_Task to carry out_:
Write out the material exactly, without any of its pictures.
## START Entries supplied
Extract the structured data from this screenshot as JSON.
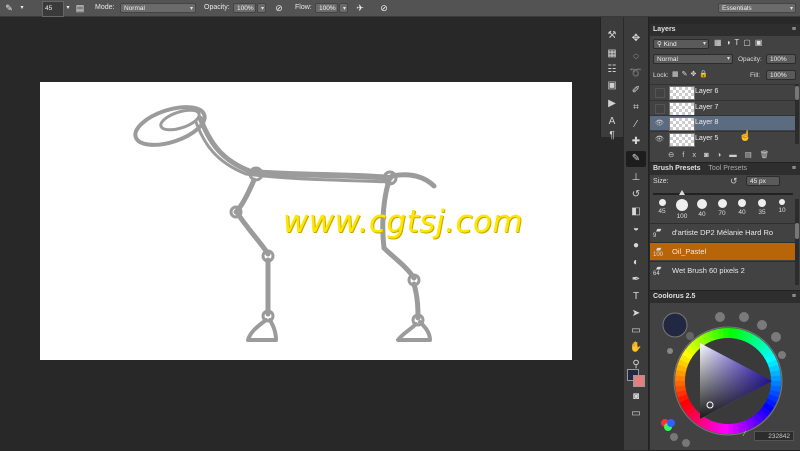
{
  "options_bar": {
    "brush_size": "45",
    "mode_label": "Mode:",
    "mode_value": "Normal",
    "opacity_label": "Opacity:",
    "opacity_value": "100%",
    "flow_label": "Flow:",
    "flow_value": "100%",
    "workspace": "Essentials"
  },
  "canvas": {
    "watermark": "www.cgtsj.com"
  },
  "layers_panel": {
    "title": "Layers",
    "filter_value": "Kind",
    "blend_mode": "Normal",
    "opacity_label": "Opacity:",
    "opacity_value": "100%",
    "lock_label": "Lock:",
    "fill_label": "Fill:",
    "fill_value": "100%",
    "layers": [
      {
        "name": "Layer 6",
        "visible": false,
        "selected": false
      },
      {
        "name": "Layer 7",
        "visible": false,
        "selected": false
      },
      {
        "name": "Layer 8",
        "visible": true,
        "selected": true
      },
      {
        "name": "Layer 5",
        "visible": true,
        "selected": false
      }
    ]
  },
  "brush_panel": {
    "tab_presets": "Brush Presets",
    "tab_tool_presets": "Tool Presets",
    "size_label": "Size:",
    "size_value": "45 px",
    "tip_sizes": [
      "45",
      "100",
      "40",
      "70",
      "40",
      "35",
      "10"
    ],
    "brushes": [
      {
        "size": "9",
        "name": "d'artiste DP2 Mélanie Hard Ro",
        "selected": false
      },
      {
        "size": "100",
        "name": "Oil_Pastel",
        "selected": true
      },
      {
        "size": "64",
        "name": "Wet Brush 60 pixels 2",
        "selected": false
      }
    ]
  },
  "coolorus_panel": {
    "title": "Coolorus 2.5",
    "hex_value": "232842"
  },
  "colors": {
    "foreground": "#232842",
    "background": "#e08080",
    "selection": "#5b6b80",
    "brush_highlight": "#b8650a",
    "watermark": "#ffe600"
  }
}
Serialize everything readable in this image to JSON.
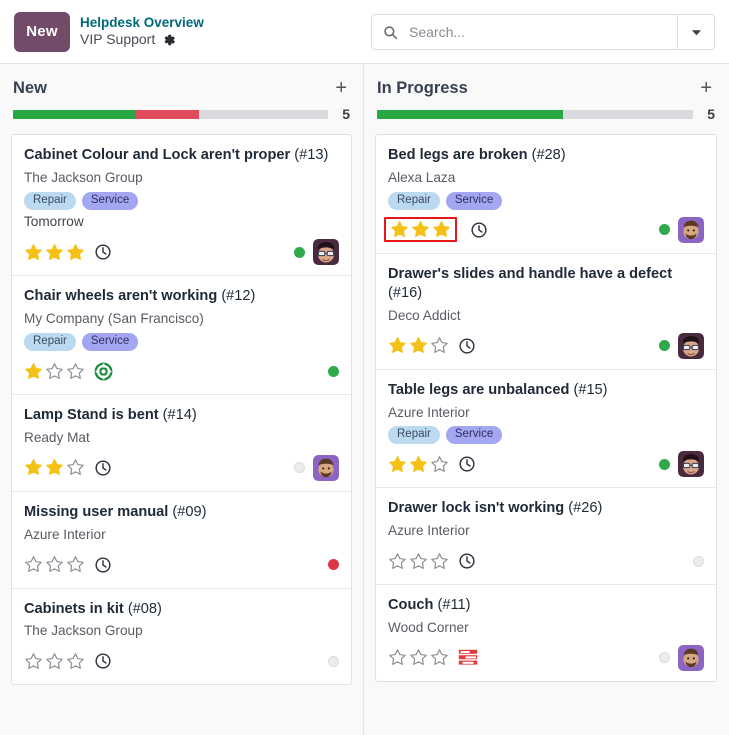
{
  "header": {
    "badge_label": "New",
    "breadcrumb_top": "Helpdesk Overview",
    "breadcrumb_sub": "VIP Support",
    "gear_icon": "gear-icon"
  },
  "search": {
    "placeholder": "Search...",
    "value": "",
    "search_icon": "search-icon",
    "caret_icon": "chevron-down-icon"
  },
  "columns": [
    {
      "title": "New",
      "count": "5",
      "add_label": "+",
      "progress": {
        "green_pct": 39,
        "red_pct": 20,
        "gray_pct": 41
      },
      "cards": [
        {
          "title": "Cabinet Colour and Lock aren't proper",
          "ref": "(#13)",
          "subtitle": "The Jackson Group",
          "tags": [
            "Repair",
            "Service"
          ],
          "date": "Tomorrow",
          "stars": 3,
          "stars_highlighted": false,
          "activity_icon": "clock-icon",
          "status_dot": "green",
          "avatar": "glasses-avatar"
        },
        {
          "title": "Chair wheels aren't working",
          "ref": "(#12)",
          "subtitle": "My Company (San Francisco)",
          "tags": [
            "Repair",
            "Service"
          ],
          "date": "",
          "stars": 1,
          "stars_highlighted": false,
          "activity_icon": "lifebuoy-icon",
          "status_dot": "green",
          "avatar": ""
        },
        {
          "title": "Lamp Stand is bent",
          "ref": "(#14)",
          "subtitle": "Ready Mat",
          "tags": [],
          "date": "",
          "stars": 2,
          "stars_highlighted": false,
          "activity_icon": "clock-icon",
          "status_dot": "gray",
          "avatar": "beard-avatar"
        },
        {
          "title": "Missing user manual",
          "ref": "(#09)",
          "subtitle": "Azure Interior",
          "tags": [],
          "date": "",
          "stars": 0,
          "stars_highlighted": false,
          "activity_icon": "clock-icon",
          "status_dot": "red",
          "avatar": ""
        },
        {
          "title": "Cabinets in kit",
          "ref": "(#08)",
          "subtitle": "The Jackson Group",
          "tags": [],
          "date": "",
          "stars": 0,
          "stars_highlighted": false,
          "activity_icon": "clock-icon",
          "status_dot": "gray",
          "avatar": ""
        }
      ]
    },
    {
      "title": "In Progress",
      "count": "5",
      "add_label": "+",
      "progress": {
        "green_pct": 59,
        "red_pct": 0,
        "gray_pct": 41
      },
      "cards": [
        {
          "title": "Bed legs are broken",
          "ref": "(#28)",
          "subtitle": "Alexa Laza",
          "tags": [
            "Repair",
            "Service"
          ],
          "date": "",
          "stars": 3,
          "stars_highlighted": true,
          "activity_icon": "clock-icon",
          "status_dot": "green",
          "avatar": "beard-avatar"
        },
        {
          "title": "Drawer's slides and handle have a defect",
          "ref": "(#16)",
          "subtitle": "Deco Addict",
          "tags": [],
          "date": "",
          "stars": 2,
          "stars_highlighted": false,
          "activity_icon": "clock-icon",
          "status_dot": "green",
          "avatar": "glasses-avatar"
        },
        {
          "title": "Table legs are unbalanced",
          "ref": "(#15)",
          "subtitle": "Azure Interior",
          "tags": [
            "Repair",
            "Service"
          ],
          "date": "",
          "stars": 2,
          "stars_highlighted": false,
          "activity_icon": "clock-icon",
          "status_dot": "green",
          "avatar": "glasses-avatar"
        },
        {
          "title": "Drawer lock isn't working",
          "ref": "(#26)",
          "subtitle": "Azure Interior",
          "tags": [],
          "date": "",
          "stars": 0,
          "stars_highlighted": false,
          "activity_icon": "clock-icon",
          "status_dot": "gray",
          "avatar": ""
        },
        {
          "title": "Couch",
          "ref": "(#11)",
          "subtitle": "Wood Corner",
          "tags": [],
          "date": "",
          "stars": 0,
          "stars_highlighted": false,
          "activity_icon": "late-bars-icon",
          "status_dot": "gray",
          "avatar": "beard-avatar"
        }
      ]
    }
  ],
  "colors": {
    "brand": "#714b67",
    "link": "#00697a",
    "green": "#28a745",
    "red": "#e04c5d",
    "star": "#f5c116",
    "highlight_box": "#e8151a",
    "tag_repair_bg": "#bcd9f2",
    "tag_service_bg": "#a3a6f0"
  }
}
## END Entries supplied
_Written response_:
Extract the structured data from this screenshot as JSON.
{
  "options_bar": {
    "brush_size": "45",
    "mode_label": "Mode:",
    "mode_value": "Normal",
    "opacity_label": "Opacity:",
    "opacity_value": "100%",
    "flow_label": "Flow:",
    "flow_value": "100%",
    "workspace": "Essentials"
  },
  "canvas": {
    "watermark": "www.cgtsj.com"
  },
  "layers_panel": {
    "title": "Layers",
    "filter_value": "Kind",
    "blend_mode": "Normal",
    "opacity_label": "Opacity:",
    "opacity_value": "100%",
    "lock_label": "Lock:",
    "fill_label": "Fill:",
    "fill_value": "100%",
    "layers": [
      {
        "name": "Layer 6",
        "visible": false,
        "selected": false
      },
      {
        "name": "Layer 7",
        "visible": false,
        "selected": false
      },
      {
        "name": "Layer 8",
        "visible": true,
        "selected": true
      },
      {
        "name": "Layer 5",
        "visible": true,
        "selected": false
      }
    ]
  },
  "brush_panel": {
    "tab_presets": "Brush Presets",
    "tab_tool_presets": "Tool Presets",
    "size_label": "Size:",
    "size_value": "45 px",
    "tip_sizes": [
      "45",
      "100",
      "40",
      "70",
      "40",
      "35",
      "10"
    ],
    "brushes": [
      {
        "size": "9",
        "name": "d'artiste DP2 Mélanie Hard Ro",
        "selected": false
      },
      {
        "size": "100",
        "name": "Oil_Pastel",
        "selected": true
      },
      {
        "size": "64",
        "name": "Wet Brush 60 pixels 2",
        "selected": false
      }
    ]
  },
  "coolorus_panel": {
    "title": "Coolorus 2.5",
    "hex_value": "232842"
  },
  "colors": {
    "foreground": "#232842",
    "background": "#e08080",
    "selection": "#5b6b80",
    "brush_highlight": "#b8650a",
    "watermark": "#ffe600"
  }
}
Serialize everything readable in this image to JSON.
{
  "header": {
    "badge_label": "New",
    "breadcrumb_top": "Helpdesk Overview",
    "breadcrumb_sub": "VIP Support",
    "gear_icon": "gear-icon"
  },
  "search": {
    "placeholder": "Search...",
    "value": "",
    "search_icon": "search-icon",
    "caret_icon": "chevron-down-icon"
  },
  "columns": [
    {
      "title": "New",
      "count": "5",
      "add_label": "+",
      "progress": {
        "green_pct": 39,
        "red_pct": 20,
        "gray_pct": 41
      },
      "cards": [
        {
          "title": "Cabinet Colour and Lock aren't proper",
          "ref": "(#13)",
          "subtitle": "The Jackson Group",
          "tags": [
            "Repair",
            "Service"
          ],
          "date": "Tomorrow",
          "stars": 3,
          "stars_highlighted": false,
          "activity_icon": "clock-icon",
          "status_dot": "green",
          "avatar": "glasses-avatar"
        },
        {
          "title": "Chair wheels aren't working",
          "ref": "(#12)",
          "subtitle": "My Company (San Francisco)",
          "tags": [
            "Repair",
            "Service"
          ],
          "date": "",
          "stars": 1,
          "stars_highlighted": false,
          "activity_icon": "lifebuoy-icon",
          "status_dot": "green",
          "avatar": ""
        },
        {
          "title": "Lamp Stand is bent",
          "ref": "(#14)",
          "subtitle": "Ready Mat",
          "tags": [],
          "date": "",
          "stars": 2,
          "stars_highlighted": false,
          "activity_icon": "clock-icon",
          "status_dot": "gray",
          "avatar": "beard-avatar"
        },
        {
          "title": "Missing user manual",
          "ref": "(#09)",
          "subtitle": "Azure Interior",
          "tags": [],
          "date": "",
          "stars": 0,
          "stars_highlighted": false,
          "activity_icon": "clock-icon",
          "status_dot": "red",
          "avatar": ""
        },
        {
          "title": "Cabinets in kit",
          "ref": "(#08)",
          "subtitle": "The Jackson Group",
          "tags": [],
          "date": "",
          "stars": 0,
          "stars_highlighted": false,
          "activity_icon": "clock-icon",
          "status_dot": "gray",
          "avatar": ""
        }
      ]
    },
    {
      "title": "In Progress",
      "count": "5",
      "add_label": "+",
      "progress": {
        "green_pct": 59,
        "red_pct": 0,
        "gray_pct": 41
      },
      "cards": [
        {
          "title": "Bed legs are broken",
          "ref": "(#28)",
          "subtitle": "Alexa Laza",
          "tags": [
            "Repair",
            "Service"
          ],
          "date": "",
          "stars": 3,
          "stars_highlighted": true,
          "activity_icon": "clock-icon",
          "status_dot": "green",
          "avatar": "beard-avatar"
        },
        {
          "title": "Drawer's slides and handle have a defect",
          "ref": "(#16)",
          "subtitle": "Deco Addict",
          "tags": [],
          "date": "",
          "stars": 2,
          "stars_highlighted": false,
          "activity_icon": "clock-icon",
          "status_dot": "green",
          "avatar": "glasses-avatar"
        },
        {
          "title": "Table legs are unbalanced",
          "ref": "(#15)",
          "subtitle": "Azure Interior",
          "tags": [
            "Repair",
            "Service"
          ],
          "date": "",
          "stars": 2,
          "stars_highlighted": false,
          "activity_icon": "clock-icon",
          "status_dot": "green",
          "avatar": "glasses-avatar"
        },
        {
          "title": "Drawer lock isn't working",
          "ref": "(#26)",
          "subtitle": "Azure Interior",
          "tags": [],
          "date": "",
          "stars": 0,
          "stars_highlighted": false,
          "activity_icon": "clock-icon",
          "status_dot": "gray",
          "avatar": ""
        },
        {
          "title": "Couch",
          "ref": "(#11)",
          "subtitle": "Wood Corner",
          "tags": [],
          "date": "",
          "stars": 0,
          "stars_highlighted": false,
          "activity_icon": "late-bars-icon",
          "status_dot": "gray",
          "avatar": "beard-avatar"
        }
      ]
    }
  ],
  "colors": {
    "brand": "#714b67",
    "link": "#00697a",
    "green": "#28a745",
    "red": "#e04c5d",
    "star": "#f5c116",
    "highlight_box": "#e8151a",
    "tag_repair_bg": "#bcd9f2",
    "tag_service_bg": "#a3a6f0"
  }
}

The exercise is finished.